**SUPPLIED MATERIAL**

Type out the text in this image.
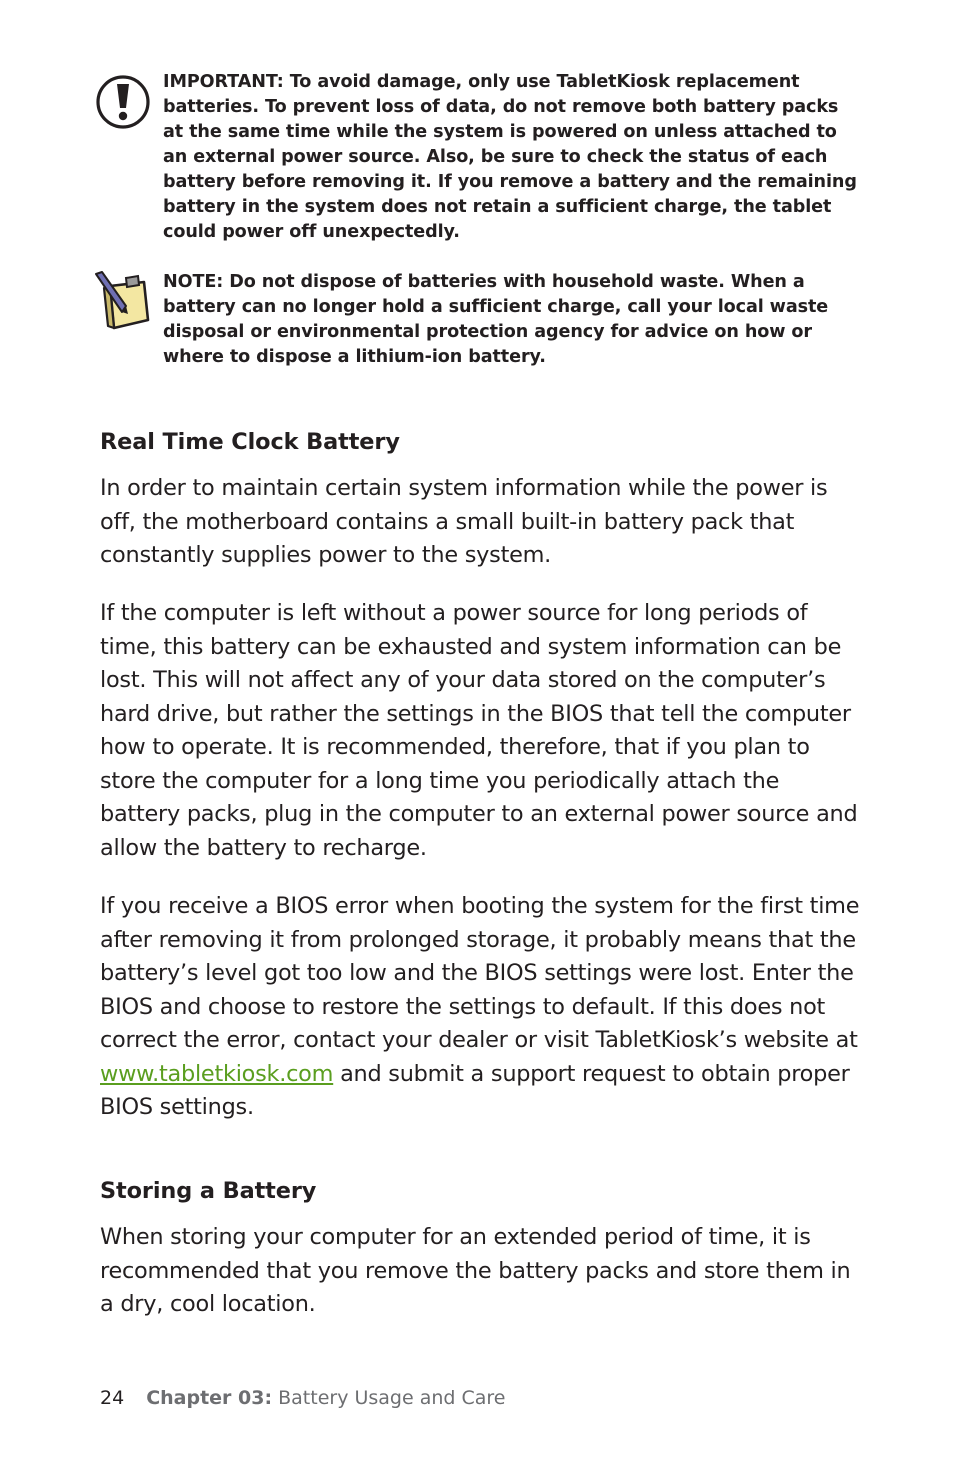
IMPORTANT: To avoid damage, only use TabletKiosk replacement batteries. To prevent loss of data, do not remove both battery packs at the same time while the system is powered on unless attached to an external power source. Also, be sure to check the status of each battery before removing it. If you remove a battery and the remaining battery in the system does not retain a sufficient charge, the tablet could power off unexpectedly.
NOTE: Do not dispose of batteries with household waste. When a battery can no longer hold a sufficient charge, call your local waste disposal or environmental protection agency for advice on how or where to dispose a lithium-ion battery.
Real Time Clock Battery

In order to maintain certain system information while the power is off, the motherboard contains a small built-in battery pack that constantly supplies power to the system.

If the computer is left without a power source for long periods of time, this battery can be exhausted and system information can be lost. This will not affect any of your data stored on the computer’s hard drive, but rather the settings in the BIOS that tell the computer how to operate. It is recommended, therefore, that if you plan to store the computer for a long time you periodically attach the battery packs, plug in the computer to an external power source and allow the battery to recharge.

If you receive a BIOS error when booting the system for the first time after removing it from prolonged storage, it probably means that the battery’s level got too low and the BIOS settings were lost. Enter the BIOS and choose to restore the settings to default. If this does not correct the error, contact your dealer or visit TabletKiosk’s website at www.tabletkiosk.com and submit a support request to obtain proper BIOS settings.

Storing a Battery

When storing your computer for an extended period of time, it is recommended that you remove the battery packs and store them in a dry, cool location.

24 Chapter 03: Battery Usage and Care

**PROBLEM TO WORK ON**
Exclude the pictures. Write out the remaining data exactly.

**COMPLETE OUTPUT**
Type out the text in this image.
IMPORTANT: To avoid damage, only use TabletKiosk replacement batteries. To prevent loss of data, do not remove both battery packs at the same time while the system is powered on unless attached to an external power source. Also, be sure to check the status of each battery before removing it. If you remove a battery and the remaining battery in the system does not retain a sufficient charge, the tablet could power off unexpectedly.
NOTE: Do not dispose of batteries with household waste. When a battery can no longer hold a sufficient charge, call your local waste disposal or environmental protection agency for advice on how or where to dispose a lithium-ion battery.
Real Time Clock Battery

In order to maintain certain system information while the power is off, the motherboard contains a small built-in battery pack that constantly supplies power to the system.

If the computer is left without a power source for long periods of time, this battery can be exhausted and system information can be lost. This will not affect any of your data stored on the computer’s hard drive, but rather the settings in the BIOS that tell the computer how to operate. It is recommended, therefore, that if you plan to store the computer for a long time you periodically attach the battery packs, plug in the computer to an external power source and allow the battery to recharge.

If you receive a BIOS error when booting the system for the first time after removing it from prolonged storage, it probably means that the battery’s level got too low and the BIOS settings were lost. Enter the BIOS and choose to restore the settings to default. If this does not correct the error, contact your dealer or visit TabletKiosk’s website at www.tabletkiosk.com and submit a support request to obtain proper BIOS settings.

Storing a Battery

When storing your computer for an extended period of time, it is recommended that you remove the battery packs and store them in a dry, cool location.

24 Chapter 03: Battery Usage and Care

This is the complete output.